(A run of records)

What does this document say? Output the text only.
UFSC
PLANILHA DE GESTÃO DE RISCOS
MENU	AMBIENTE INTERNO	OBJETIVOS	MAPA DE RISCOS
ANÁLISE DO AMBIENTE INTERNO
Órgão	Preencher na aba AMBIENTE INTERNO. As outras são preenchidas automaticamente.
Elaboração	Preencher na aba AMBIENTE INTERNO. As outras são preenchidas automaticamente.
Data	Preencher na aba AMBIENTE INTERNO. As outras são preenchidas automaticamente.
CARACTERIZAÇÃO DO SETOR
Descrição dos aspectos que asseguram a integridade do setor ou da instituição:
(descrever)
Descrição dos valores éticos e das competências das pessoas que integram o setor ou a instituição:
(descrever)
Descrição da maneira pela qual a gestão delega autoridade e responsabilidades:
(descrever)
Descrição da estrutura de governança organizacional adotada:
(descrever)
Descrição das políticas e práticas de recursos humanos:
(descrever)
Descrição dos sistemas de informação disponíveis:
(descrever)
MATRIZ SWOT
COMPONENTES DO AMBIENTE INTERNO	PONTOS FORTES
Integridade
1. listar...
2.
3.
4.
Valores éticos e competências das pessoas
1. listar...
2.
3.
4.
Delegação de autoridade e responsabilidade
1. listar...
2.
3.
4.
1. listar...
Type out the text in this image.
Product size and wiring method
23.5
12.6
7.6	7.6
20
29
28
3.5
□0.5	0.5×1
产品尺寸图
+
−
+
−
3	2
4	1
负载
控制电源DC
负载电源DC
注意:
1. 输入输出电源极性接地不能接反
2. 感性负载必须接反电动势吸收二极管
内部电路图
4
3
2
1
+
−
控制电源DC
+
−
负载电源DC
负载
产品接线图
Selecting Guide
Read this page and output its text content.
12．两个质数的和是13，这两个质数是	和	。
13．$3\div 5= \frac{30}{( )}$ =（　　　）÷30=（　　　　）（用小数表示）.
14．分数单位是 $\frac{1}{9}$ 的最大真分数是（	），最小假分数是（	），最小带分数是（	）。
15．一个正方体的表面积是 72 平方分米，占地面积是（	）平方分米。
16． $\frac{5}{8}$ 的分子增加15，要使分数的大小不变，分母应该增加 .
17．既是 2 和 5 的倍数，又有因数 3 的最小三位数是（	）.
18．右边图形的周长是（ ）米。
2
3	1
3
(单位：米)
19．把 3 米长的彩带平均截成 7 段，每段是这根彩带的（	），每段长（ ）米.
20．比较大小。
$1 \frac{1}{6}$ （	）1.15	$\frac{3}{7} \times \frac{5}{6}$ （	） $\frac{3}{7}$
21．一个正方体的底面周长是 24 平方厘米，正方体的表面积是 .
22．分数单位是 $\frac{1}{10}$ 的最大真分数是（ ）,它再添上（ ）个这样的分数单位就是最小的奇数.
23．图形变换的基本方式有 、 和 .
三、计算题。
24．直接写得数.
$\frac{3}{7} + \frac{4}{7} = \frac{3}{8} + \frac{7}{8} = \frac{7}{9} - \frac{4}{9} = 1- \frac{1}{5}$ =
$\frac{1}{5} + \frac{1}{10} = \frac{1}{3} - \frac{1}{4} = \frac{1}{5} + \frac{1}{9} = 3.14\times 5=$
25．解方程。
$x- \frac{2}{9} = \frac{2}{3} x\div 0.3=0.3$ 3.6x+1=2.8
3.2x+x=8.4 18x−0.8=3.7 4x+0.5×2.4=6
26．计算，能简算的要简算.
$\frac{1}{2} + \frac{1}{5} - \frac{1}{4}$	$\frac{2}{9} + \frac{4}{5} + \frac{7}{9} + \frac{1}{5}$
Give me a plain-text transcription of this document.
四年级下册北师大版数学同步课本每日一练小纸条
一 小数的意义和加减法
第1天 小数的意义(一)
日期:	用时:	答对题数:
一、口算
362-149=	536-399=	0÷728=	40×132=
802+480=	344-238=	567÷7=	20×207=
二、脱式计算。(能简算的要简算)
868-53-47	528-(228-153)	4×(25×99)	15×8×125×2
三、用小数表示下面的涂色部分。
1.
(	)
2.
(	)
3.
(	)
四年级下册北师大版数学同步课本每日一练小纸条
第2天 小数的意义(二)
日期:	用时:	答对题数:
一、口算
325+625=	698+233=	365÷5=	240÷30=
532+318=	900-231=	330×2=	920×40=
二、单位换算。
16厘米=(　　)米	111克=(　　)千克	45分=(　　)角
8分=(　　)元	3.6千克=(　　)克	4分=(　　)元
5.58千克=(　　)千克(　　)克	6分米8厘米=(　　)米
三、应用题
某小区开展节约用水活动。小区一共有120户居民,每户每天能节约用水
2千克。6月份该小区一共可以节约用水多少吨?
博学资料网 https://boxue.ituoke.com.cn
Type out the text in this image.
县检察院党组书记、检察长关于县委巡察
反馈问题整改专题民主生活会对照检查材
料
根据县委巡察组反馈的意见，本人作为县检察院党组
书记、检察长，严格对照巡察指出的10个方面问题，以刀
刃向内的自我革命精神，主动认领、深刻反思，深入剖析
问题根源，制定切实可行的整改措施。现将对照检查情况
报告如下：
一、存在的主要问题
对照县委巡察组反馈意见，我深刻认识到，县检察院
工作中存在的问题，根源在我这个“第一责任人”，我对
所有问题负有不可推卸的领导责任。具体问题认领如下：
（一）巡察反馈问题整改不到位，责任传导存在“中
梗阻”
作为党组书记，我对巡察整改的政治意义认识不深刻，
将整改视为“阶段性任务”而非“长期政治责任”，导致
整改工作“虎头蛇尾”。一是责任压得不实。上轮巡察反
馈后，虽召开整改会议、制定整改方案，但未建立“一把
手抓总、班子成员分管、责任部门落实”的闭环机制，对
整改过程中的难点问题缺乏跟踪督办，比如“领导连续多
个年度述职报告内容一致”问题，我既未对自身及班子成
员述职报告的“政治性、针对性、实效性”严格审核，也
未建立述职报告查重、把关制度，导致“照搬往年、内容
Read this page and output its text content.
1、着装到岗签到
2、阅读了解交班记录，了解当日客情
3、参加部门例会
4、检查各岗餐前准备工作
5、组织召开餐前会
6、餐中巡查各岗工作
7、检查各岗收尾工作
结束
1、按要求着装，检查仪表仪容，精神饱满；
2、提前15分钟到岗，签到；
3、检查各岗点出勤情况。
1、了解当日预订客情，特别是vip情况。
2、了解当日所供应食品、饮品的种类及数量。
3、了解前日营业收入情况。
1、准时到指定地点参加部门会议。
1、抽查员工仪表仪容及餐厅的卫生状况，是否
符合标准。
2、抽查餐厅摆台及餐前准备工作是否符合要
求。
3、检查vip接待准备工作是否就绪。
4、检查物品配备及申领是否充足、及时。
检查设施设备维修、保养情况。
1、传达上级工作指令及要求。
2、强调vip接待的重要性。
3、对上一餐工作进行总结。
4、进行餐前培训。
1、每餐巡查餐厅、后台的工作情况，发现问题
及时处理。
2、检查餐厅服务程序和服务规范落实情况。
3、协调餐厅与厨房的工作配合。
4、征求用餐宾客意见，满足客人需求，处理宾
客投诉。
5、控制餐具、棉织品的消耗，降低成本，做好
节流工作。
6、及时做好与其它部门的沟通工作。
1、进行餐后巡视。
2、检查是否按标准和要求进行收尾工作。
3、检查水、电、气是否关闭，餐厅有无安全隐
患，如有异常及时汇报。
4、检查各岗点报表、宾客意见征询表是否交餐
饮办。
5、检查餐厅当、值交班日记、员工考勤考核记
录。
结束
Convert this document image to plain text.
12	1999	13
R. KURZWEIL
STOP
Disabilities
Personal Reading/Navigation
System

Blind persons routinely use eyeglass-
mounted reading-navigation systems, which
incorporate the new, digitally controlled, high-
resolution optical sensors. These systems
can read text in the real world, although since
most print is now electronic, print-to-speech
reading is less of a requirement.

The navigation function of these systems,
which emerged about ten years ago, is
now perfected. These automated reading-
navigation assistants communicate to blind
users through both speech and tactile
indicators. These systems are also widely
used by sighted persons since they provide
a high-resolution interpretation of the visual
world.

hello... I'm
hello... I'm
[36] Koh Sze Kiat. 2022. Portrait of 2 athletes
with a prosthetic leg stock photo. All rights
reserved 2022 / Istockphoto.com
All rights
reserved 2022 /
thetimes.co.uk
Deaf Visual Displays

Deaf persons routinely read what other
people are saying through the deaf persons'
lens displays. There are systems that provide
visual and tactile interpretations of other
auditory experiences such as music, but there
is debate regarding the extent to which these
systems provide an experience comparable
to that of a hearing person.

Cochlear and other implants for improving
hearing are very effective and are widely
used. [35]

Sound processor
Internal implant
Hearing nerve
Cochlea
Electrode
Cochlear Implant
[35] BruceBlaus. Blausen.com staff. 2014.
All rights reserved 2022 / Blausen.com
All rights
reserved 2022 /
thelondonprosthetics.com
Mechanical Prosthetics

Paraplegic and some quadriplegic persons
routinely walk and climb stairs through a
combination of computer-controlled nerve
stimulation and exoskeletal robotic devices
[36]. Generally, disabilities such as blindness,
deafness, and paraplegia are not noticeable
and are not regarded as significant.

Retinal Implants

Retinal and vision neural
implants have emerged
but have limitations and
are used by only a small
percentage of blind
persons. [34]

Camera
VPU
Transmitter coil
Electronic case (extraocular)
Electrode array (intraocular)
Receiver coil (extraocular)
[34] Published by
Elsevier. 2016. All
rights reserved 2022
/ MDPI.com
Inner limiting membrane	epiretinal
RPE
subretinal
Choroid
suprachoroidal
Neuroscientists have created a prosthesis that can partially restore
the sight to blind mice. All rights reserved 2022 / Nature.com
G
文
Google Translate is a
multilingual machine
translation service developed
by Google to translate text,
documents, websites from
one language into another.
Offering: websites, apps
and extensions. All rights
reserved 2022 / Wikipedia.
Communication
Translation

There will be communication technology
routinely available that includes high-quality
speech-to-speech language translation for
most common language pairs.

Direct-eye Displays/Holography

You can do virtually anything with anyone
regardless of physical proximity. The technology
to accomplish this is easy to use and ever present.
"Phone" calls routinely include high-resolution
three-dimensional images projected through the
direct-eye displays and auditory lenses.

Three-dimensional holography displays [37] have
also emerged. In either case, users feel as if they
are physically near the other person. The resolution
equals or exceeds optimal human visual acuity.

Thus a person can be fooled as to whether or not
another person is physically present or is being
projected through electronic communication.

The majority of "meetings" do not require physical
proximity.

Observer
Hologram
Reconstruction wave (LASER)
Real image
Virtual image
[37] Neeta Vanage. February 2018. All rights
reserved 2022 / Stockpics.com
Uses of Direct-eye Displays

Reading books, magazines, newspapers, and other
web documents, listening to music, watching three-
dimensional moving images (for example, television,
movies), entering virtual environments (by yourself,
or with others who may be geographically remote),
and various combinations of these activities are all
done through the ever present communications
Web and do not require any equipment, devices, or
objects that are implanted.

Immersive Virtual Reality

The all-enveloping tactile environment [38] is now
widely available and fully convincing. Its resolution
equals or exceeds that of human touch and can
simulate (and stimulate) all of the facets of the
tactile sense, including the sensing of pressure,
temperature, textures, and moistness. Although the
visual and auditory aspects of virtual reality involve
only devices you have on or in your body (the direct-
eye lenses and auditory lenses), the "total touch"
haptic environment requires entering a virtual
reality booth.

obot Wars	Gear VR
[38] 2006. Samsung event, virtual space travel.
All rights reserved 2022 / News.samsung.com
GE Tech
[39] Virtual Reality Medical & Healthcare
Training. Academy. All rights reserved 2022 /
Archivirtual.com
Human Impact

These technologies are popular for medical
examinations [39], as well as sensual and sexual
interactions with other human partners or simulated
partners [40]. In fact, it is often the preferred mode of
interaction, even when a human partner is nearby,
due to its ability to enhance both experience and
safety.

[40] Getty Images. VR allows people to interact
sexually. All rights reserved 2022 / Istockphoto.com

■ Aim of the exercise
Search the entries for the word "high", then list each line that holds it.

■ Final result
incorporate the new, digitally controlled, high-
a high-resolution interpretation of the visual
routinely available that includes high-quality
"Phone" calls routinely include high-resolution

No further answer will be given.